>> begin

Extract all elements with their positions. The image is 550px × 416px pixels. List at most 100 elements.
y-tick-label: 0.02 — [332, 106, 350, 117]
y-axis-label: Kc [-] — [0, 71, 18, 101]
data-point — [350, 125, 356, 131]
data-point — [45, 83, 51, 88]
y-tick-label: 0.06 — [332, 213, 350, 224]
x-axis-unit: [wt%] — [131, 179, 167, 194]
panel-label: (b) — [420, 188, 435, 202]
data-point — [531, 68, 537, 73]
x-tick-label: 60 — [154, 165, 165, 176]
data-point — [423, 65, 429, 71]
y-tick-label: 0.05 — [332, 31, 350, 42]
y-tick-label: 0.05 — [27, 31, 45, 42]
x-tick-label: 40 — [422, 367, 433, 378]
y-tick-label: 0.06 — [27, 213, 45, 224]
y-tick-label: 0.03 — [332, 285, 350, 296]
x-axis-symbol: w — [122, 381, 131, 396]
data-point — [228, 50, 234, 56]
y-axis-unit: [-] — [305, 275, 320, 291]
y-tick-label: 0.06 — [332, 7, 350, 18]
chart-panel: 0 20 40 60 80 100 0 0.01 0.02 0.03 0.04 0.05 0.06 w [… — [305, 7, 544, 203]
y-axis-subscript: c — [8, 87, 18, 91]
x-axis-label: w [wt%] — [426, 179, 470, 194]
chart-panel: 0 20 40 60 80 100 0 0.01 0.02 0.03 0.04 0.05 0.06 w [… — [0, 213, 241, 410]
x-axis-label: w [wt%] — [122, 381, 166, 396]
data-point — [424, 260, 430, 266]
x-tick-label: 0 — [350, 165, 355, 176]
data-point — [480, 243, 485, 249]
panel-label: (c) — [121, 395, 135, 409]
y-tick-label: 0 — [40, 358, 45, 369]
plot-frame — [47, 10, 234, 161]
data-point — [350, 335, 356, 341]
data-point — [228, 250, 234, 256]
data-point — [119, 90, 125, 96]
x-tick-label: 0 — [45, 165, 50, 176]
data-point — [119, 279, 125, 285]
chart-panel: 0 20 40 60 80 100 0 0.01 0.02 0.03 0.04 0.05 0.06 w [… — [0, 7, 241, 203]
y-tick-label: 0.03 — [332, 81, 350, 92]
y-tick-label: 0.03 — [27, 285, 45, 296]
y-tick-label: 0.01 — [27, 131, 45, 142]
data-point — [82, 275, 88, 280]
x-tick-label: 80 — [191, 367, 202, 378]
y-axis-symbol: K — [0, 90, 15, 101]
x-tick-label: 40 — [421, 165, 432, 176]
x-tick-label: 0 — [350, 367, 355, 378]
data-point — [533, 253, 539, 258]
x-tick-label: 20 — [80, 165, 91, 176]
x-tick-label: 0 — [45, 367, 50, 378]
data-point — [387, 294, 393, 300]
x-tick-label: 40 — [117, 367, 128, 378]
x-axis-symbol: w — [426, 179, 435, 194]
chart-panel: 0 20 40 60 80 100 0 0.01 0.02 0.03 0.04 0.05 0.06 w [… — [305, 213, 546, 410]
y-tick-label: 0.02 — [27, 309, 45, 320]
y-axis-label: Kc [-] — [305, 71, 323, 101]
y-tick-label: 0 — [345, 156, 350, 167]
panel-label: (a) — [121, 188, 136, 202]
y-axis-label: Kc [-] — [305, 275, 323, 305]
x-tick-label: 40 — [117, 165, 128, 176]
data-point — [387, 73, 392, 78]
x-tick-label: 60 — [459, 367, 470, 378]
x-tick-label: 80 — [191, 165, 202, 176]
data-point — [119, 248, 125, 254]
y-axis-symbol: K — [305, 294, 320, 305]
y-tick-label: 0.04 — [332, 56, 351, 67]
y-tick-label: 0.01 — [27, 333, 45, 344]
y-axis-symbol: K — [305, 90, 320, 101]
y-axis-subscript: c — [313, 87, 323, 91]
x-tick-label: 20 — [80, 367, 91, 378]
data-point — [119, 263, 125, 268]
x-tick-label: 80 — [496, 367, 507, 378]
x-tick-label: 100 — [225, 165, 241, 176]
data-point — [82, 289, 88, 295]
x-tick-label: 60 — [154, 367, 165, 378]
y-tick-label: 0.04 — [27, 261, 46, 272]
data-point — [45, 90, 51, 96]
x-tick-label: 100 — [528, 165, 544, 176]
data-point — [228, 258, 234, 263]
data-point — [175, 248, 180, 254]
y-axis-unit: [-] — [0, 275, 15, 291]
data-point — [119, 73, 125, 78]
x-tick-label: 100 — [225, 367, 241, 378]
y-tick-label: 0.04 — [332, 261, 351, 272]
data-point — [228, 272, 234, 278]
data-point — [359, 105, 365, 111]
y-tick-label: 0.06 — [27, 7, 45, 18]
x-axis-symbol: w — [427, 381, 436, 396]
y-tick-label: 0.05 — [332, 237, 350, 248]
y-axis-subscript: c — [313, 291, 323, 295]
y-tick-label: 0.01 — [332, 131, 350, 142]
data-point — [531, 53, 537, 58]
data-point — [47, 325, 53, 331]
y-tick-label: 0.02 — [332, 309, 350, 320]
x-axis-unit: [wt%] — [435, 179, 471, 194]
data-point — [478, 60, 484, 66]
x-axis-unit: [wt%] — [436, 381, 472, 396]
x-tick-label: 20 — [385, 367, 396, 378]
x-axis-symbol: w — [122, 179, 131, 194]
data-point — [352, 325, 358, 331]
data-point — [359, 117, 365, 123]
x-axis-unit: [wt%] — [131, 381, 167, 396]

>> end

Please copy out every one of the lines above word for word, without changing anything.

_Answer for the task:_
Extract all elements with their positions. The image is 550px × 416px pixels. List at most 100 elements.
y-tick-label: 0.02 — [332, 106, 350, 117]
y-axis-label: Kc [-] — [0, 71, 18, 101]
data-point — [350, 125, 356, 131]
data-point — [45, 83, 51, 88]
y-tick-label: 0.06 — [332, 213, 350, 224]
x-axis-unit: [wt%] — [131, 179, 167, 194]
panel-label: (b) — [420, 188, 435, 202]
data-point — [531, 68, 537, 73]
x-tick-label: 60 — [154, 165, 165, 176]
data-point — [423, 65, 429, 71]
y-tick-label: 0.05 — [332, 31, 350, 42]
y-tick-label: 0.05 — [27, 31, 45, 42]
x-tick-label: 40 — [422, 367, 433, 378]
y-tick-label: 0.06 — [27, 213, 45, 224]
y-tick-label: 0.03 — [332, 285, 350, 296]
x-axis-symbol: w — [122, 381, 131, 396]
data-point — [228, 50, 234, 56]
y-axis-unit: [-] — [305, 275, 320, 291]
y-tick-label: 0.06 — [332, 7, 350, 18]
chart-panel: 0 20 40 60 80 100 0 0.01 0.02 0.03 0.04 0.05 0.06 w [… — [305, 7, 544, 203]
y-axis-subscript: c — [8, 87, 18, 91]
x-axis-label: w [wt%] — [426, 179, 470, 194]
chart-panel: 0 20 40 60 80 100 0 0.01 0.02 0.03 0.04 0.05 0.06 w [… — [0, 213, 241, 410]
x-axis-label: w [wt%] — [122, 381, 166, 396]
data-point — [424, 260, 430, 266]
x-tick-label: 0 — [350, 165, 355, 176]
data-point — [480, 243, 485, 249]
panel-label: (c) — [121, 395, 135, 409]
y-tick-label: 0 — [40, 358, 45, 369]
plot-frame — [47, 10, 234, 161]
data-point — [350, 335, 356, 341]
data-point — [228, 250, 234, 256]
data-point — [119, 90, 125, 96]
x-tick-label: 0 — [45, 165, 50, 176]
data-point — [119, 279, 125, 285]
chart-panel: 0 20 40 60 80 100 0 0.01 0.02 0.03 0.04 0.05 0.06 w [… — [0, 7, 241, 203]
y-tick-label: 0.03 — [332, 81, 350, 92]
y-tick-label: 0.03 — [27, 285, 45, 296]
y-tick-label: 0.01 — [27, 131, 45, 142]
data-point — [82, 275, 88, 280]
x-tick-label: 80 — [191, 367, 202, 378]
y-axis-symbol: K — [0, 90, 15, 101]
x-tick-label: 40 — [421, 165, 432, 176]
x-tick-label: 0 — [350, 367, 355, 378]
data-point — [533, 253, 539, 258]
x-tick-label: 20 — [80, 165, 91, 176]
x-tick-label: 0 — [45, 367, 50, 378]
data-point — [387, 294, 393, 300]
x-tick-label: 40 — [117, 367, 128, 378]
x-axis-symbol: w — [426, 179, 435, 194]
chart-panel: 0 20 40 60 80 100 0 0.01 0.02 0.03 0.04 0.05 0.06 w [… — [305, 213, 546, 410]
y-tick-label: 0.02 — [27, 309, 45, 320]
y-axis-label: Kc [-] — [305, 71, 323, 101]
y-tick-label: 0 — [345, 156, 350, 167]
panel-label: (a) — [121, 188, 136, 202]
y-axis-label: Kc [-] — [305, 275, 323, 305]
x-tick-label: 40 — [117, 165, 128, 176]
data-point — [387, 73, 392, 78]
x-tick-label: 60 — [459, 367, 470, 378]
x-tick-label: 80 — [191, 165, 202, 176]
data-point — [119, 248, 125, 254]
y-axis-symbol: K — [305, 294, 320, 305]
y-tick-label: 0.04 — [332, 56, 351, 67]
y-tick-label: 0.01 — [27, 333, 45, 344]
y-axis-symbol: K — [305, 90, 320, 101]
y-axis-subscript: c — [313, 87, 323, 91]
x-tick-label: 20 — [80, 367, 91, 378]
data-point — [119, 263, 125, 268]
x-tick-label: 80 — [496, 367, 507, 378]
x-tick-label: 100 — [225, 165, 241, 176]
data-point — [82, 289, 88, 295]
x-tick-label: 60 — [154, 367, 165, 378]
y-tick-label: 0.04 — [27, 261, 46, 272]
data-point — [45, 90, 51, 96]
x-tick-label: 100 — [528, 165, 544, 176]
data-point — [228, 258, 234, 263]
data-point — [175, 248, 180, 254]
y-axis-unit: [-] — [0, 275, 15, 291]
data-point — [119, 73, 125, 78]
x-tick-label: 100 — [225, 367, 241, 378]
y-tick-label: 0.04 — [332, 261, 351, 272]
data-point — [228, 272, 234, 278]
data-point — [359, 105, 365, 111]
y-tick-label: 0.06 — [27, 7, 45, 18]
x-axis-symbol: w — [427, 381, 436, 396]
y-tick-label: 0.05 — [332, 237, 350, 248]
y-axis-subscript: c — [313, 291, 323, 295]
y-tick-label: 0.01 — [332, 131, 350, 142]
data-point — [531, 53, 537, 58]
data-point — [47, 325, 53, 331]
y-tick-label: 0.02 — [332, 309, 350, 320]
x-axis-unit: [wt%] — [435, 179, 471, 194]
data-point — [478, 60, 484, 66]
x-axis-unit: [wt%] — [436, 381, 472, 396]
x-tick-label: 20 — [385, 367, 396, 378]
x-axis-symbol: w — [122, 179, 131, 194]
data-point — [352, 325, 358, 331]
data-point — [359, 117, 365, 123]
x-axis-unit: [wt%] — [131, 381, 167, 396]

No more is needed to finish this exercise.